[Collection entries]
==================================================
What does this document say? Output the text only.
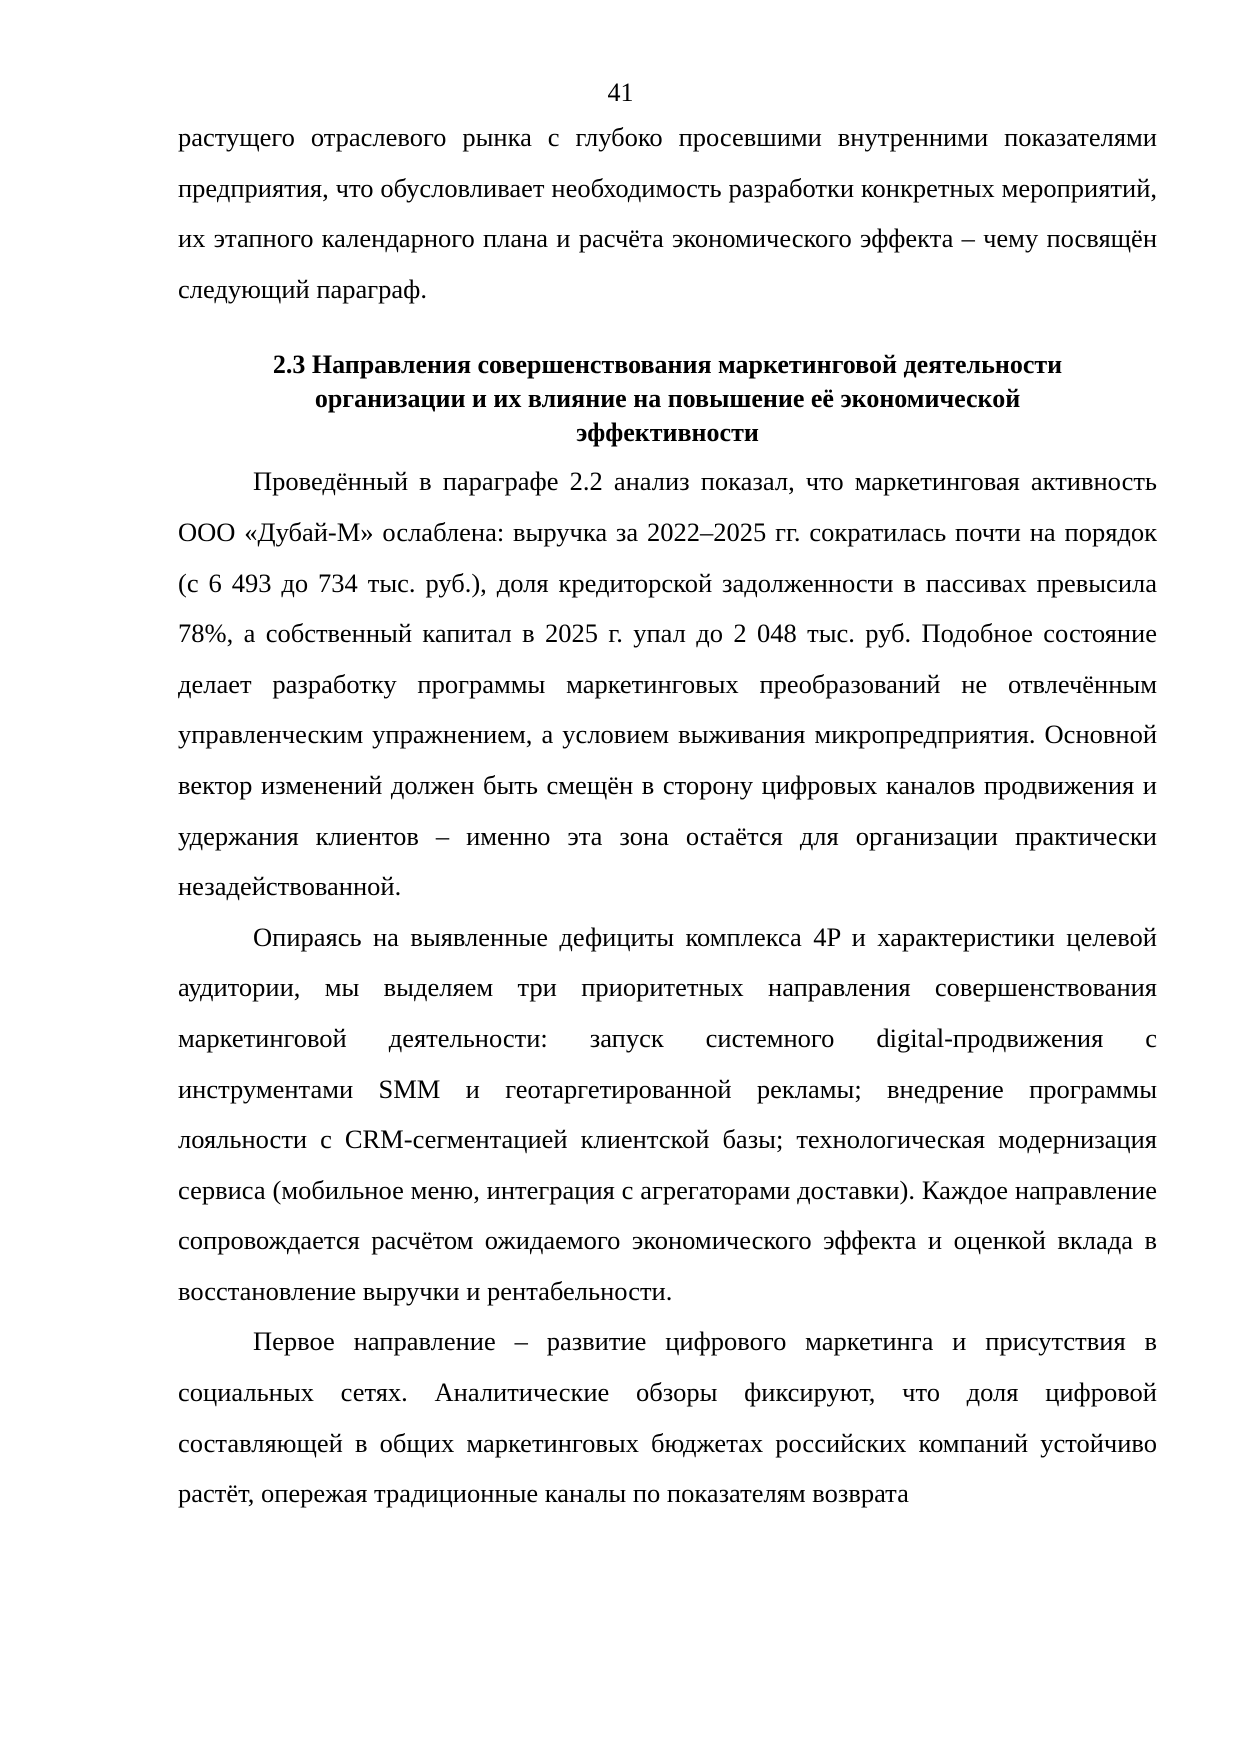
41

растущего отраслевого рынка с глубоко просевшими внутренними показателями предприятия, что обусловливает необходимость разработки конкретных мероприятий, их этапного календарного плана и расчёта экономического эффекта – чему посвящён следующий параграф.

2.3 Направления совершенствования маркетинговой деятельности
организации и их влияние на повышение её экономической
эффективности

Проведённый в параграфе 2.2 анализ показал, что маркетинговая активность ООО «Дубай-М» ослаблена: выручка за 2022–2025 гг. сократилась почти на порядок (с 6 493 до 734 тыс. руб.), доля кредиторской задолженности в пассивах превысила 78%, а собственный капитал в 2025 г. упал до 2 048 тыс. руб. Подобное состояние делает разработку программы маркетинговых преобразований не отвлечённым управленческим упражнением, а условием выживания микропредприятия. Основной вектор изменений должен быть смещён в сторону цифровых каналов продвижения и удержания клиентов – именно эта зона остаётся для организации практически незадействованной.

Опираясь на выявленные дефициты комплекса 4P и характеристики целевой аудитории, мы выделяем три приоритетных направления совершенствования маркетинговой деятельности: запуск системного digital-продвижения с инструментами SMM и геотаргетированной рекламы; внедрение программы лояльности с CRM-сегментацией клиентской базы; технологическая модернизация сервиса (мобильное меню, интеграция с агрегаторами доставки). Каждое направление сопровождается расчётом ожидаемого экономического эффекта и оценкой вклада в восстановление выручки и рентабельности.

Первое направление – развитие цифрового маркетинга и присутствия в социальных сетях. Аналитические обзоры фиксируют, что доля цифровой составляющей в общих маркетинговых бюджетах российских компаний устойчиво растёт, опережая традиционные каналы по показателям возврата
==================================================
The answer must consist solely of the number of lines in the entries that contain the word "экономического".

— Exercise answer —
2